(Data records)

*-*-*

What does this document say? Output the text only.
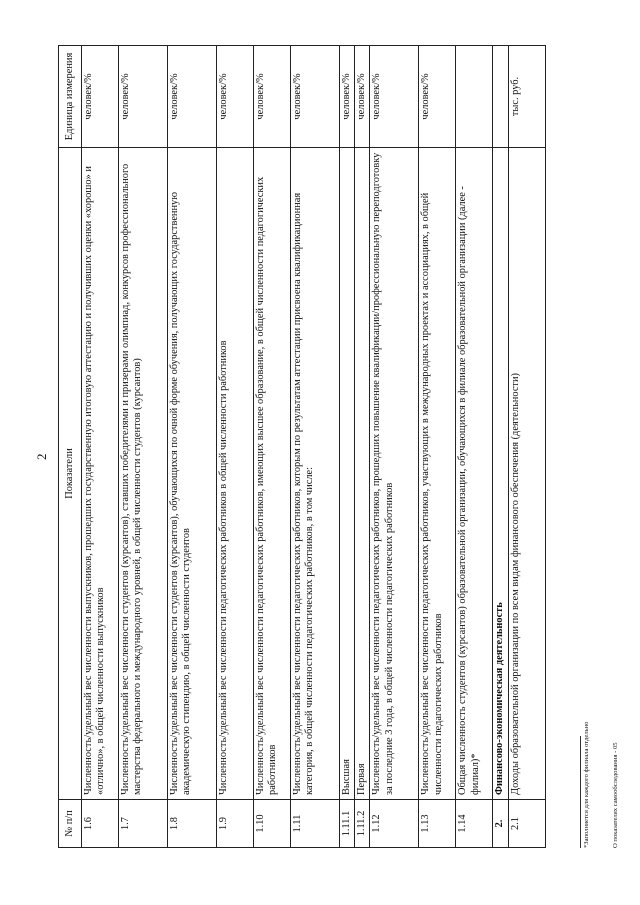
2
№ п/п	Показатели	Единица измерения
1.6	Численность/удельный вес численности выпускников, прошедших государственную итоговую аттестацию и получивших оценки «хорошо» и «отлично», в общей численности выпускников	человек/%
1.7	Численность/удельный вес численности студентов (курсантов), ставших победителями и призерами олимпиад, конкурсов профессионального мастерства федерального и международного уровней, в общей численности студентов (курсантов)	человек/%
1.8	Численность/удельный вес численности студентов (курсантов), обучающихся по очной форме обучения, получающих государственную академическую стипендию, в общей численности студентов	человек/%
1.9	Численность/удельный вес численности педагогических работников в общей численности работников	человек/%
1.10	Численность/удельный вес численности педагогических работников, имеющих высшее образование, в общей численности педагогических работников	человек/%
1.11	Численность/удельный вес численности педагогических работников, которым по результатам аттестации присвоена квалификационная категория, в общей численности педагогических работников, в том числе:	человек/%
1.11.1	Высшая	человек/%
1.11.2	Первая	человек/%
1.12	Численность/удельный вес численности педагогических работников, прошедших повышение квалификации/профессиональную переподготовку за последние 3 года, в общей численности педагогических работников	человек/%
1.13	Численность/удельный вес численности педагогических работников, участвующих в международных проектах и ассоциациях, в общей численности педагогических работников	человек/%
1.14	Общая численность студентов (курсантов) образовательной организации, обучающихся в филиале образовательной организации (далее - филиал)*	
2.	Финансово-экономическая деятельность	
2.1	Доходы образовательной организации по всем видам финансового обеспечения (деятельности)	тыс. руб.
*Заполняется для каждого филиала отдельно	О показателях самообследования - 05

*-*-*

• _Given exercise_:
Where a line in the entries holds the word "организации", copy that line.

• _Response to this task_:
1.14	Общая численность студентов (курсантов) образовательной организации, обучающихся в филиале образовательной организации (далее - филиал)*	
2.1	Доходы образовательной организации по всем видам финансового обеспечения (деятельности)	тыс. руб.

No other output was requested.